— Provided information —

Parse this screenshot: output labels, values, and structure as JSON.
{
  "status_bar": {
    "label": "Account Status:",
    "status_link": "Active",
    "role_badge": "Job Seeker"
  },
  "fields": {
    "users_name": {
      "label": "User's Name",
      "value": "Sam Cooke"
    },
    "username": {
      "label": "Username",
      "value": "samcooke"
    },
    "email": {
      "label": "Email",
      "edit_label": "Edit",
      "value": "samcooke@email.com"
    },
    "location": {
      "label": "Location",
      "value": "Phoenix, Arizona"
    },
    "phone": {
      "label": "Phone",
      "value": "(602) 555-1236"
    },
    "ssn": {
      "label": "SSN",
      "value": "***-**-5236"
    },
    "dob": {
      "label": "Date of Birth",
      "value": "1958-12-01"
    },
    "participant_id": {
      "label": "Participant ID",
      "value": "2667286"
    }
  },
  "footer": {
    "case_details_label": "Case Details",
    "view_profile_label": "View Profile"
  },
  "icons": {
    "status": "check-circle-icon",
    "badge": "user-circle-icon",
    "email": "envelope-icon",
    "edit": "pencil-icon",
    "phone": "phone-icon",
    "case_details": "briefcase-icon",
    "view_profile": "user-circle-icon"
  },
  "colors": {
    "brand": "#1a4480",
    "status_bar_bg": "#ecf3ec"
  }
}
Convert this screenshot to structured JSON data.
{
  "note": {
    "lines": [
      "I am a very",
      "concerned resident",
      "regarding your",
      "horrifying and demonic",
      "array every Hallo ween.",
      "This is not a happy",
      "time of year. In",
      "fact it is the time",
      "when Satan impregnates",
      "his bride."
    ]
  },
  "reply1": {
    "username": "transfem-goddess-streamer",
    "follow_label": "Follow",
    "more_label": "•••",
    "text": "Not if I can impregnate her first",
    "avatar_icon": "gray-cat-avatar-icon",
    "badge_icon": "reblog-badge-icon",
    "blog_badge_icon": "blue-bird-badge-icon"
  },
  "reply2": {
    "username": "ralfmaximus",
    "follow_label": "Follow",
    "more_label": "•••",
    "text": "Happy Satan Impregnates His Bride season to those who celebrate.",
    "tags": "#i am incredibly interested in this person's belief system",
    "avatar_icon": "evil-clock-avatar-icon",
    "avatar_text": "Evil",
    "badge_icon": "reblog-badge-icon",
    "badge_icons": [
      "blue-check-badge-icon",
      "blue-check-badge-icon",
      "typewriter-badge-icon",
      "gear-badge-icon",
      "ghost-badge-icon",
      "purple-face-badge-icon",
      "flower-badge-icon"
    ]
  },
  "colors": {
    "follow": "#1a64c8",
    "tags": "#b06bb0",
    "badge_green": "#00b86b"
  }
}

==

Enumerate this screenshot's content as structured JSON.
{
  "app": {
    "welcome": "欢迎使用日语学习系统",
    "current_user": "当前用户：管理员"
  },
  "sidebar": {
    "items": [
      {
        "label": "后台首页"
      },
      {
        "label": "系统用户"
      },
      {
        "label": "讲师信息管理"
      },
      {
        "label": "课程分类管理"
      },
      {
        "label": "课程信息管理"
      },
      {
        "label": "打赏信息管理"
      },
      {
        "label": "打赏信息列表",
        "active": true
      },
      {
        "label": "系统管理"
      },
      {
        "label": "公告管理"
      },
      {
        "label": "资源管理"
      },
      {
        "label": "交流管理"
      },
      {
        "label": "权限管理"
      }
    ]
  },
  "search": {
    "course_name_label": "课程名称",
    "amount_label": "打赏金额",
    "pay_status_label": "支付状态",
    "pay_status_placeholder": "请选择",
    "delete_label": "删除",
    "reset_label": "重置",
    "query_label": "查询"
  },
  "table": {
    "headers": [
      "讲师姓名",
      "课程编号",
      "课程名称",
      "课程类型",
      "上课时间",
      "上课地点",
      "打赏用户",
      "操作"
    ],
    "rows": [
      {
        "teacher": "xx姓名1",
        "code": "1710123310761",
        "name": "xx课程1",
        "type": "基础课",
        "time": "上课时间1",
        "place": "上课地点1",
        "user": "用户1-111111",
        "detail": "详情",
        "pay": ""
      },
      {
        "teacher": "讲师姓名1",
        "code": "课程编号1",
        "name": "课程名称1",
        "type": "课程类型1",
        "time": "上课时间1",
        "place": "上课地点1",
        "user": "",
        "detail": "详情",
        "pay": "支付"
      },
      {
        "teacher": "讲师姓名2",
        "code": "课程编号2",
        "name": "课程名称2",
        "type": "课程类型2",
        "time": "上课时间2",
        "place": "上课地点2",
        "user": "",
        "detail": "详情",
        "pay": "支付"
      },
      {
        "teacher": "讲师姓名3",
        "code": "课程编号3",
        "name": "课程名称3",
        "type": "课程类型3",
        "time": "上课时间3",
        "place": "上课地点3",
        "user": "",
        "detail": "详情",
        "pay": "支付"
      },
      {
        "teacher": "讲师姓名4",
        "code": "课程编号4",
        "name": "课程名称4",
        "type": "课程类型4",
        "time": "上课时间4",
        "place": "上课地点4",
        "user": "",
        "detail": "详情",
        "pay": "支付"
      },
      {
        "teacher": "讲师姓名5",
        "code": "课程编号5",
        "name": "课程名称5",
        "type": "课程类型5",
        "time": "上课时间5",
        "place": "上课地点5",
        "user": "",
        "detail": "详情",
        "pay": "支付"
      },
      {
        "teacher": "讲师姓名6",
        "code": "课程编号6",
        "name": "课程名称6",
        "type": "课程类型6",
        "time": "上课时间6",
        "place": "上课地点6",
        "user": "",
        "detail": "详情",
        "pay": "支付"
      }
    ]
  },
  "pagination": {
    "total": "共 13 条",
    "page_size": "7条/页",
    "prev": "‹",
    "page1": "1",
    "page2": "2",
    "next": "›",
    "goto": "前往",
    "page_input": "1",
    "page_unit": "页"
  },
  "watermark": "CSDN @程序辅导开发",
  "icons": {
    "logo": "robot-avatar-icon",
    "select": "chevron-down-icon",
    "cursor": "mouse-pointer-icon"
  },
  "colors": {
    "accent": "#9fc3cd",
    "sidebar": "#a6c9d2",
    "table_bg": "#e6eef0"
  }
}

— The request —
How many of the lines above hold "tags"? Answer with only the number.

— Response —
2